What to work on:
Each entry in the listing below should be restated word for word.
┌──
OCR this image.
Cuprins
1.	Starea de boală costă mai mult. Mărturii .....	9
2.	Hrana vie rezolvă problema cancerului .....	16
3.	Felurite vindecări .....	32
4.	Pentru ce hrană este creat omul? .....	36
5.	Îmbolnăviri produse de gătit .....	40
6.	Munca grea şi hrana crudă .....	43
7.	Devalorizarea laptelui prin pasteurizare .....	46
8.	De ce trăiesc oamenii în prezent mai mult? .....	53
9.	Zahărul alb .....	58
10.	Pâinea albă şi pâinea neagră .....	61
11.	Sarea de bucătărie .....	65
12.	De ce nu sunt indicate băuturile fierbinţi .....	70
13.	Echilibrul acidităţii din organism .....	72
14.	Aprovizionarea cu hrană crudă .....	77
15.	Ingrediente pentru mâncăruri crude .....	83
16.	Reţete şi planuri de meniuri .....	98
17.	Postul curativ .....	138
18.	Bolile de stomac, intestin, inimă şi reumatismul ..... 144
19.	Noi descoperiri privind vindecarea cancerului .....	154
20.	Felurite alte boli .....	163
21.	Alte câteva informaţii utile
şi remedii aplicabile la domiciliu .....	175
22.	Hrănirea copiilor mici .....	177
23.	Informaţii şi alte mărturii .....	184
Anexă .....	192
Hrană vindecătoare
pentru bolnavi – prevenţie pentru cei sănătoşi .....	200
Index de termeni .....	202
└──
Reply:
OCR this image.
Cuprins
1.	Starea de boală costă mai mult. Mărturii .....	9
2.	Hrana vie rezolvă problema cancerului .....	16
3.	Felurite vindecări .....	32
4.	Pentru ce hrană este creat omul? .....	36
5.	Îmbolnăviri produse de gătit .....	40
6.	Munca grea şi hrana crudă .....	43
7.	Devalorizarea laptelui prin pasteurizare .....	46
8.	De ce trăiesc oamenii în prezent mai mult? .....	53
9.	Zahărul alb .....	58
10.	Pâinea albă şi pâinea neagră .....	61
11.	Sarea de bucătărie .....	65
12.	De ce nu sunt indicate băuturile fierbinţi .....	70
13.	Echilibrul acidităţii din organism .....	72
14.	Aprovizionarea cu hrană crudă .....	77
15.	Ingrediente pentru mâncăruri crude .....	83
16.	Reţete şi planuri de meniuri .....	98
17.	Postul curativ .....	138
18.	Bolile de stomac, intestin, inimă şi reumatismul ..... 144
19.	Noi descoperiri privind vindecarea cancerului .....	154
20.	Felurite alte boli .....	163
21.	Alte câteva informaţii utile
şi remedii aplicabile la domiciliu .....	175
22.	Hrănirea copiilor mici .....	177
23.	Informaţii şi alte mărturii .....	184
Anexă .....	192
Hrană vindecătoare
pentru bolnavi – prevenţie pentru cei sănătoşi .....	200
Index de termeni .....	202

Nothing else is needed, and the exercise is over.